▶ TO-DO LIST:
a) List every question the opening post of the thread on breeding Paratilapia polleni asks readers for advice on.
b) Answer these from the thread on breeding Paratilapia polleni:
(i) How long has Andy been growing his two fish?
(ii) What size tank did duaneS's pair breed in?
(iii) How many more months does Andy think of giving the male to put on size?

--- Begin PROVIDED PASSAGE ---

# Breeding Paratilapia polleni



## Narwhal72 (Sep 26, 2006)

Well the two remaining juvenile Paratilapia polleni I have been growing for almost two years are mature now. I have one male and one female. I keep them in separate tanks in my office to keep them from killing each other but now I would like to breed them. I would appreciate any advice from anyone who has already bred them. Mainly I was looking for:
What size tank is recommended?
Any particular water conditions?
Suitable substrate for spawning?
Any particular conditioning feeds?
And most importantly.... How do I keep them from killing each other?

Thanks
Andy


----------



## duaneS (Aug 31, 2006)

This is the $64,000 question Andy, how to keep them from killing each other. I had a pair that bred a few years back in regular Milwaukee pH 7.5 tap water in a 150 gal tank, but because they were with a raucous community of Central Americans, the eggs didn't survive. If the pair can't be trusted together, you might try the egg crate divider method. Since Paratilapia like to hang their spawn on roots or things like that, they may want to attach the eggs to the egg crate, especially if that was the only type structure like it in the tank. 
At least in that way you protect your female in case he gets too aggressive.


----------



## Narwhal72 (Sep 26, 2006)

Thanks for the advice duane. I had considered the eggcrate divider but unfortunately both male and female are about the same size. I think I may give them another 6 months to see if the male can put on some more size and then try it. 
Thanks
Andy


----------



## duaneS (Aug 31, 2006)

They would be able to spawn, even though on opposite sides of the barrier, especially if they hang the eggs on it.. I know some people like to put a "door" for a smaller female, but not needed.


----------



## Narwhal72 (Sep 26, 2006)

I hadn't thought about keeping them fully divided. I may give that a try. Thanks.
Andy


----------

--- End PROVIDED PASSAGE ---
--- Begin DATASET EXTRACT ---

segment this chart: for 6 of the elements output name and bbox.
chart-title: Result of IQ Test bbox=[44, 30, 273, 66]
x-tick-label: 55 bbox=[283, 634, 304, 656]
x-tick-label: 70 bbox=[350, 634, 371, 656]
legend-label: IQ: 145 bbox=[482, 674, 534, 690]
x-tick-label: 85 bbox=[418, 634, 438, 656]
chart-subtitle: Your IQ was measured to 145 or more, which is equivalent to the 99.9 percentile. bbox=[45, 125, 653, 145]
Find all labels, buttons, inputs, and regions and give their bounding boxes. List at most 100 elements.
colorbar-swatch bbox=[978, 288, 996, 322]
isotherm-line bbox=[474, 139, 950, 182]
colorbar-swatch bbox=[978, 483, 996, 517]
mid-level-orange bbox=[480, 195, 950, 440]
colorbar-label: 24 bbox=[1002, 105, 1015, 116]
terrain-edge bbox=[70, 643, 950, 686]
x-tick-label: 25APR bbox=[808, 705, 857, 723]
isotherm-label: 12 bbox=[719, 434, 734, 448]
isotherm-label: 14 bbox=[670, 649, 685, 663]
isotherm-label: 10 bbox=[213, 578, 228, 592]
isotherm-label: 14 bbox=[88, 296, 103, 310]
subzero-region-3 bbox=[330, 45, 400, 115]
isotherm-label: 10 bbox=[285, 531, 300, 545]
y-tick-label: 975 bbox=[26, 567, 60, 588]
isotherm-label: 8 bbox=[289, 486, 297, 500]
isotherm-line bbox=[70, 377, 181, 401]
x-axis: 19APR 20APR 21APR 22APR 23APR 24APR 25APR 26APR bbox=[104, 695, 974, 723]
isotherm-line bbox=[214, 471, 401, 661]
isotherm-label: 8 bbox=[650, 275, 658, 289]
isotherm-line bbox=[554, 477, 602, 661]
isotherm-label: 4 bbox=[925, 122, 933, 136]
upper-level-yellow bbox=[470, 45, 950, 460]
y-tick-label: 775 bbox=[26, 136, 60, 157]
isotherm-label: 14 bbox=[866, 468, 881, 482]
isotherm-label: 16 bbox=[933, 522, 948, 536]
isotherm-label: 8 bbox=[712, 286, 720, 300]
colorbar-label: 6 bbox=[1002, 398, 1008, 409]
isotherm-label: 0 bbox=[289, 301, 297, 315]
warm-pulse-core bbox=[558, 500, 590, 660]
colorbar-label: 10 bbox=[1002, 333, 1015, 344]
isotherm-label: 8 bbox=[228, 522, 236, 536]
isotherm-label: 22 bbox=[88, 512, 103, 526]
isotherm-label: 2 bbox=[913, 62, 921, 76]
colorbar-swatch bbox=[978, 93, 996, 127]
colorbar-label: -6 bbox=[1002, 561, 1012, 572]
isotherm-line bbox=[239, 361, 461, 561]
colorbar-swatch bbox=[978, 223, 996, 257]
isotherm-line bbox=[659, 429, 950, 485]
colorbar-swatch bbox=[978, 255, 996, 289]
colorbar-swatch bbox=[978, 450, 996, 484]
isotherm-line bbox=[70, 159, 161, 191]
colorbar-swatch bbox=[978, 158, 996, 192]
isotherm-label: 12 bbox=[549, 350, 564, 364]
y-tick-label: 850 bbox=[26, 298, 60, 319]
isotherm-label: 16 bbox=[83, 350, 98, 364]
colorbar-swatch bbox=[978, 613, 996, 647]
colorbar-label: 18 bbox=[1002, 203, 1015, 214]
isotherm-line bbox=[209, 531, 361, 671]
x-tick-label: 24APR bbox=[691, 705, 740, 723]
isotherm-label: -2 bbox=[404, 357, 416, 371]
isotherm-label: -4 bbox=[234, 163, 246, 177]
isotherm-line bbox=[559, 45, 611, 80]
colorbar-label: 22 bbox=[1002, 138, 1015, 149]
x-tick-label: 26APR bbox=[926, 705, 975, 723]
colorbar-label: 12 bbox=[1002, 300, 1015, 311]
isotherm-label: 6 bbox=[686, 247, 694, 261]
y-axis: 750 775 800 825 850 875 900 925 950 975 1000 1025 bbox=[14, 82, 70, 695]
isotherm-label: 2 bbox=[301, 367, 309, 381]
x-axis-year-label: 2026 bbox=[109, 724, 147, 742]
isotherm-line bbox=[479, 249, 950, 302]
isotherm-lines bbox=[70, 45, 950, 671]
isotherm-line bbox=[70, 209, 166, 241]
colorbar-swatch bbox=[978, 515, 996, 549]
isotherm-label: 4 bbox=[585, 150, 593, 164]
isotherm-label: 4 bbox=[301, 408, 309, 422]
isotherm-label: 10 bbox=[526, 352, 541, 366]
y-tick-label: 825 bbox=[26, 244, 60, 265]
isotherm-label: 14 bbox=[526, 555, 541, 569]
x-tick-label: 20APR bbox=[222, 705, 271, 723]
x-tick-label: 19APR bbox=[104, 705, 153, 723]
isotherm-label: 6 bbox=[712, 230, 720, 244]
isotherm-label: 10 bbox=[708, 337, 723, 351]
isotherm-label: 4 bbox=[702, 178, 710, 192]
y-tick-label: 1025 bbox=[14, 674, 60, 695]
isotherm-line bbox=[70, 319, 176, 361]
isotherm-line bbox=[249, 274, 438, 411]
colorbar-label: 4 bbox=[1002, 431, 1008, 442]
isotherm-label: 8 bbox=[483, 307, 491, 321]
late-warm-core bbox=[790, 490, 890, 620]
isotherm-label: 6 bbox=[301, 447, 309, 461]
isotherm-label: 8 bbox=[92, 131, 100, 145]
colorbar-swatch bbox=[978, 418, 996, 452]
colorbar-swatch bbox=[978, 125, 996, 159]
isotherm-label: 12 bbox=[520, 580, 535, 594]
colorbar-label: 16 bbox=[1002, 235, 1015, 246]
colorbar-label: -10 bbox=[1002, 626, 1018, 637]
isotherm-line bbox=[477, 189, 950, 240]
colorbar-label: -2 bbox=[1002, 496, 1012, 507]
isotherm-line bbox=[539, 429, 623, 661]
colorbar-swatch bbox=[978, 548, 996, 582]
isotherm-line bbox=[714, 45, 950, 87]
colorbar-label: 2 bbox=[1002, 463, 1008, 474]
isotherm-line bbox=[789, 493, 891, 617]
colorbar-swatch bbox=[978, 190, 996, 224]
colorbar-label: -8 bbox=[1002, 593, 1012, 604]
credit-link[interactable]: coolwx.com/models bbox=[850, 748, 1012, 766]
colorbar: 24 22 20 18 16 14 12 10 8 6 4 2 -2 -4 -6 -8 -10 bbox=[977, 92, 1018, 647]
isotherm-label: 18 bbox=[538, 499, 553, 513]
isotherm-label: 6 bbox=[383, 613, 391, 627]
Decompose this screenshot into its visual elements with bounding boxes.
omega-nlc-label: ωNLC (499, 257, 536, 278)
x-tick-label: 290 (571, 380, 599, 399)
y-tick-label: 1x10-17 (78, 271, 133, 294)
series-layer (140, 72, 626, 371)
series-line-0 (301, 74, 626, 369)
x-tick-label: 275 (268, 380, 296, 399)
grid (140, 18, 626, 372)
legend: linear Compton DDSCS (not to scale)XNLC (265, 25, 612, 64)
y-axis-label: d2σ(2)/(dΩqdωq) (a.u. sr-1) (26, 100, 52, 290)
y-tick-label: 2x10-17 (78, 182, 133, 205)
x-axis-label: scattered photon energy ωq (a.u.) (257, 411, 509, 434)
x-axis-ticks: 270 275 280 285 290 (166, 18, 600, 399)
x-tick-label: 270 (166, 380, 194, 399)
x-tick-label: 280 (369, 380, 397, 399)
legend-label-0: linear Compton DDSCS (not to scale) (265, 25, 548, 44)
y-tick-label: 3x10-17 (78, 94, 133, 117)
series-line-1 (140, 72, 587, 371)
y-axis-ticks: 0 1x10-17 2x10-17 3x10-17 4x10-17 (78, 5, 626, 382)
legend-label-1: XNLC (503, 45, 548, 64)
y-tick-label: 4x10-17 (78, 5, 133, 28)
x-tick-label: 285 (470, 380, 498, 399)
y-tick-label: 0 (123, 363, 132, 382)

--- End DATASET EXTRACT ---

▶ COMPLETED EXERCISE:
a)
What size tank is recommended?
Any particular water conditions?
Suitable substrate for spawning?
Any particular conditioning feeds?
How do I keep them from killing each other?

b)
(i) Almost two years.
(ii) A 150 gal tank.
(iii) Six months.